Saved entries
§ §
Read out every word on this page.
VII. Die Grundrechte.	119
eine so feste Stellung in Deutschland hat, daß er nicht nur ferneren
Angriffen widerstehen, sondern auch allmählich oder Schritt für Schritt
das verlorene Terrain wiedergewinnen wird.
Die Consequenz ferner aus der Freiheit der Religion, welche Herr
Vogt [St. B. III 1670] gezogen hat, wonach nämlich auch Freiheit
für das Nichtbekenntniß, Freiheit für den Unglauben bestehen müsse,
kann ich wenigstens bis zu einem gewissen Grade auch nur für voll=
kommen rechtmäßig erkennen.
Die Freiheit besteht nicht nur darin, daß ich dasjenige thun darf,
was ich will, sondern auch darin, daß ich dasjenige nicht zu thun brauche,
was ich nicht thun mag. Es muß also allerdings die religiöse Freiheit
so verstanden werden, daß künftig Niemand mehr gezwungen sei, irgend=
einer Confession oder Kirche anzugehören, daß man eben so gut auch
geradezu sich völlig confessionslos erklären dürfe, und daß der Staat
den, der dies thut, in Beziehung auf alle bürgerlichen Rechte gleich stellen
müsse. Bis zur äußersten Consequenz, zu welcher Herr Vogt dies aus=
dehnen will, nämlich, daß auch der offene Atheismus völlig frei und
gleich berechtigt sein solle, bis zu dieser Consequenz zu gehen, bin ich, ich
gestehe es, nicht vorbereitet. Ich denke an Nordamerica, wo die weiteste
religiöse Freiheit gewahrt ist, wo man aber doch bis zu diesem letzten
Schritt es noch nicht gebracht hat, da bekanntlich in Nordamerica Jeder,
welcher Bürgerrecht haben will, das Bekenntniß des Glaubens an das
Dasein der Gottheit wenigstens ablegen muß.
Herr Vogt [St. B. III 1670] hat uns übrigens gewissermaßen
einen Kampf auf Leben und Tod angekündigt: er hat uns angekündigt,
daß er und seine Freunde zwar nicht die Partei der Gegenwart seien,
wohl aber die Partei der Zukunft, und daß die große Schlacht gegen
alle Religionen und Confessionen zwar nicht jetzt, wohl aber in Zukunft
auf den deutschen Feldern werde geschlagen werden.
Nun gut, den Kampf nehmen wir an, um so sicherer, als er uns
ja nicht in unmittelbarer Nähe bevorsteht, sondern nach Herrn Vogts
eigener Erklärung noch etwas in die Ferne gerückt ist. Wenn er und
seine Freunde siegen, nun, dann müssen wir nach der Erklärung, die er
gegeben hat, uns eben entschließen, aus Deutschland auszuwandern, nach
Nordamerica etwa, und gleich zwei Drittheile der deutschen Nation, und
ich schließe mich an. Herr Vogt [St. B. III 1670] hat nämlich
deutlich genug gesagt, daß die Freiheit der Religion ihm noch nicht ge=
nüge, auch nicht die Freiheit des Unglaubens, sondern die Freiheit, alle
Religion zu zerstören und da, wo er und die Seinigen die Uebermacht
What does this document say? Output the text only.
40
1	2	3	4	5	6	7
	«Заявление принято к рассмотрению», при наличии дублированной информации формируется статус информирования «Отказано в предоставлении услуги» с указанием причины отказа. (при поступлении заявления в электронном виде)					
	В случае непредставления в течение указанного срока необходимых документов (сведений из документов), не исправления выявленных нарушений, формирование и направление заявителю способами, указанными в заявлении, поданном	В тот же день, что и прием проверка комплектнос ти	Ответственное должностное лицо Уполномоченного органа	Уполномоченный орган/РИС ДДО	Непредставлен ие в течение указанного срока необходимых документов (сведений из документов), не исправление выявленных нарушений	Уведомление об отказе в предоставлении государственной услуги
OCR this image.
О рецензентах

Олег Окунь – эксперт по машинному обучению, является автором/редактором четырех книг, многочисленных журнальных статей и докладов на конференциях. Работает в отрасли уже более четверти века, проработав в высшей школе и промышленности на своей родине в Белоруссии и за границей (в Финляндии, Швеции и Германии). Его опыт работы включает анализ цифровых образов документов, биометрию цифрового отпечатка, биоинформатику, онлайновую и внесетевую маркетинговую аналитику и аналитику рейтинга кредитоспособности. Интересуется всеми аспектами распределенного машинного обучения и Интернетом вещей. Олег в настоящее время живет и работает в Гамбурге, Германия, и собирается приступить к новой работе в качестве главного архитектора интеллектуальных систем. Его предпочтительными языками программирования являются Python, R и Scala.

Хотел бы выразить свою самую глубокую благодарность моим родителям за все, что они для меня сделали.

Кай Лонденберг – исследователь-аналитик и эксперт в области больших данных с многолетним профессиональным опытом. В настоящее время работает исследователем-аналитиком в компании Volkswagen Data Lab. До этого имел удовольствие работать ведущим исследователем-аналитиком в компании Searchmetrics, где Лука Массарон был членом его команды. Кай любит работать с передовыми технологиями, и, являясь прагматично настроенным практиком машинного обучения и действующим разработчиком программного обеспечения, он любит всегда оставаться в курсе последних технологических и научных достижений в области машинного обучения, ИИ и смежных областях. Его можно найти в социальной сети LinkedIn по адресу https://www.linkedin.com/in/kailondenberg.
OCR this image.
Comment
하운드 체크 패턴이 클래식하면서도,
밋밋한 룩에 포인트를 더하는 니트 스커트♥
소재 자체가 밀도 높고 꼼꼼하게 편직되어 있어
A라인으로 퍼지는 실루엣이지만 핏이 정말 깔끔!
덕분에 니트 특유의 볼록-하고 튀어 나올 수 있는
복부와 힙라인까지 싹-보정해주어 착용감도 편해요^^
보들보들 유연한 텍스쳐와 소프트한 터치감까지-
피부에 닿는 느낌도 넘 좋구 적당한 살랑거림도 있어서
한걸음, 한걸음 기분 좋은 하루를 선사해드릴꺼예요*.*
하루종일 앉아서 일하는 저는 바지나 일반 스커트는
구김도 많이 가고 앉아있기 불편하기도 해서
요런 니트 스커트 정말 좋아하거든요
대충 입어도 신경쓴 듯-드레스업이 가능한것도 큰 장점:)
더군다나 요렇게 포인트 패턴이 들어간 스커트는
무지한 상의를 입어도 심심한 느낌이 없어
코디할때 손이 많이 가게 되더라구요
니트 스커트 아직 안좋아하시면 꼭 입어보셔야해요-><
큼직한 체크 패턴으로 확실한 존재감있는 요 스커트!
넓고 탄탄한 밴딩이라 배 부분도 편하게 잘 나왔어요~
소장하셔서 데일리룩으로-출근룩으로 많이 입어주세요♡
§ §
**Task goal**
Return the listing above in its exact form.

**Correct result**
Read out every word on this page.
VII. Die Grundrechte.	119
eine so feste Stellung in Deutschland hat, daß er nicht nur ferneren
Angriffen widerstehen, sondern auch allmählich oder Schritt für Schritt
das verlorene Terrain wiedergewinnen wird.
Die Consequenz ferner aus der Freiheit der Religion, welche Herr
Vogt [St. B. III 1670] gezogen hat, wonach nämlich auch Freiheit
für das Nichtbekenntniß, Freiheit für den Unglauben bestehen müsse,
kann ich wenigstens bis zu einem gewissen Grade auch nur für voll=
kommen rechtmäßig erkennen.
Die Freiheit besteht nicht nur darin, daß ich dasjenige thun darf,
was ich will, sondern auch darin, daß ich dasjenige nicht zu thun brauche,
was ich nicht thun mag. Es muß also allerdings die religiöse Freiheit
so verstanden werden, daß künftig Niemand mehr gezwungen sei, irgend=
einer Confession oder Kirche anzugehören, daß man eben so gut auch
geradezu sich völlig confessionslos erklären dürfe, und daß der Staat
den, der dies thut, in Beziehung auf alle bürgerlichen Rechte gleich stellen
müsse. Bis zur äußersten Consequenz, zu welcher Herr Vogt dies aus=
dehnen will, nämlich, daß auch der offene Atheismus völlig frei und
gleich berechtigt sein solle, bis zu dieser Consequenz zu gehen, bin ich, ich
gestehe es, nicht vorbereitet. Ich denke an Nordamerica, wo die weiteste
religiöse Freiheit gewahrt ist, wo man aber doch bis zu diesem letzten
Schritt es noch nicht gebracht hat, da bekanntlich in Nordamerica Jeder,
welcher Bürgerrecht haben will, das Bekenntniß des Glaubens an das
Dasein der Gottheit wenigstens ablegen muß.
Herr Vogt [St. B. III 1670] hat uns übrigens gewissermaßen
einen Kampf auf Leben und Tod angekündigt: er hat uns angekündigt,
daß er und seine Freunde zwar nicht die Partei der Gegenwart seien,
wohl aber die Partei der Zukunft, und daß die große Schlacht gegen
alle Religionen und Confessionen zwar nicht jetzt, wohl aber in Zukunft
auf den deutschen Feldern werde geschlagen werden.
Nun gut, den Kampf nehmen wir an, um so sicherer, als er uns
ja nicht in unmittelbarer Nähe bevorsteht, sondern nach Herrn Vogts
eigener Erklärung noch etwas in die Ferne gerückt ist. Wenn er und
seine Freunde siegen, nun, dann müssen wir nach der Erklärung, die er
gegeben hat, uns eben entschließen, aus Deutschland auszuwandern, nach
Nordamerica etwa, und gleich zwei Drittheile der deutschen Nation, und
ich schließe mich an. Herr Vogt [St. B. III 1670] hat nämlich
deutlich genug gesagt, daß die Freiheit der Religion ihm noch nicht ge=
nüge, auch nicht die Freiheit des Unglaubens, sondern die Freiheit, alle
Religion zu zerstören und da, wo er und die Seinigen die Uebermacht
What does this document say? Output the text only.
40
1	2	3	4	5	6	7
	«Заявление принято к рассмотрению», при наличии дублированной информации формируется статус информирования «Отказано в предоставлении услуги» с указанием причины отказа. (при поступлении заявления в электронном виде)					
	В случае непредставления в течение указанного срока необходимых документов (сведений из документов), не исправления выявленных нарушений, формирование и направление заявителю способами, указанными в заявлении, поданном	В тот же день, что и прием проверка комплектнос ти	Ответственное должностное лицо Уполномоченного органа	Уполномоченный орган/РИС ДДО	Непредставлен ие в течение указанного срока необходимых документов (сведений из документов), не исправление выявленных нарушений	Уведомление об отказе в предоставлении государственной услуги
OCR this image.
О рецензентах

Олег Окунь – эксперт по машинному обучению, является автором/редактором четырех книг, многочисленных журнальных статей и докладов на конференциях. Работает в отрасли уже более четверти века, проработав в высшей школе и промышленности на своей родине в Белоруссии и за границей (в Финляндии, Швеции и Германии). Его опыт работы включает анализ цифровых образов документов, биометрию цифрового отпечатка, биоинформатику, онлайновую и внесетевую маркетинговую аналитику и аналитику рейтинга кредитоспособности. Интересуется всеми аспектами распределенного машинного обучения и Интернетом вещей. Олег в настоящее время живет и работает в Гамбурге, Германия, и собирается приступить к новой работе в качестве главного архитектора интеллектуальных систем. Его предпочтительными языками программирования являются Python, R и Scala.

Хотел бы выразить свою самую глубокую благодарность моим родителям за все, что они для меня сделали.

Кай Лонденберг – исследователь-аналитик и эксперт в области больших данных с многолетним профессиональным опытом. В настоящее время работает исследователем-аналитиком в компании Volkswagen Data Lab. До этого имел удовольствие работать ведущим исследователем-аналитиком в компании Searchmetrics, где Лука Массарон был членом его команды. Кай любит работать с передовыми технологиями, и, являясь прагматично настроенным практиком машинного обучения и действующим разработчиком программного обеспечения, он любит всегда оставаться в курсе последних технологических и научных достижений в области машинного обучения, ИИ и смежных областях. Его можно найти в социальной сети LinkedIn по адресу https://www.linkedin.com/in/kailondenberg.
OCR this image.
Comment
하운드 체크 패턴이 클래식하면서도,
밋밋한 룩에 포인트를 더하는 니트 스커트♥
소재 자체가 밀도 높고 꼼꼼하게 편직되어 있어
A라인으로 퍼지는 실루엣이지만 핏이 정말 깔끔!
덕분에 니트 특유의 볼록-하고 튀어 나올 수 있는
복부와 힙라인까지 싹-보정해주어 착용감도 편해요^^
보들보들 유연한 텍스쳐와 소프트한 터치감까지-
피부에 닿는 느낌도 넘 좋구 적당한 살랑거림도 있어서
한걸음, 한걸음 기분 좋은 하루를 선사해드릴꺼예요*.*
하루종일 앉아서 일하는 저는 바지나 일반 스커트는
구김도 많이 가고 앉아있기 불편하기도 해서
요런 니트 스커트 정말 좋아하거든요
대충 입어도 신경쓴 듯-드레스업이 가능한것도 큰 장점:)
더군다나 요렇게 포인트 패턴이 들어간 스커트는
무지한 상의를 입어도 심심한 느낌이 없어
코디할때 손이 많이 가게 되더라구요
니트 스커트 아직 안좋아하시면 꼭 입어보셔야해요-><
큼직한 체크 패턴으로 확실한 존재감있는 요 스커트!
넓고 탄탄한 밴딩이라 배 부분도 편하게 잘 나왔어요~
소장하셔서 데일리룩으로-출근룩으로 많이 입어주세요♡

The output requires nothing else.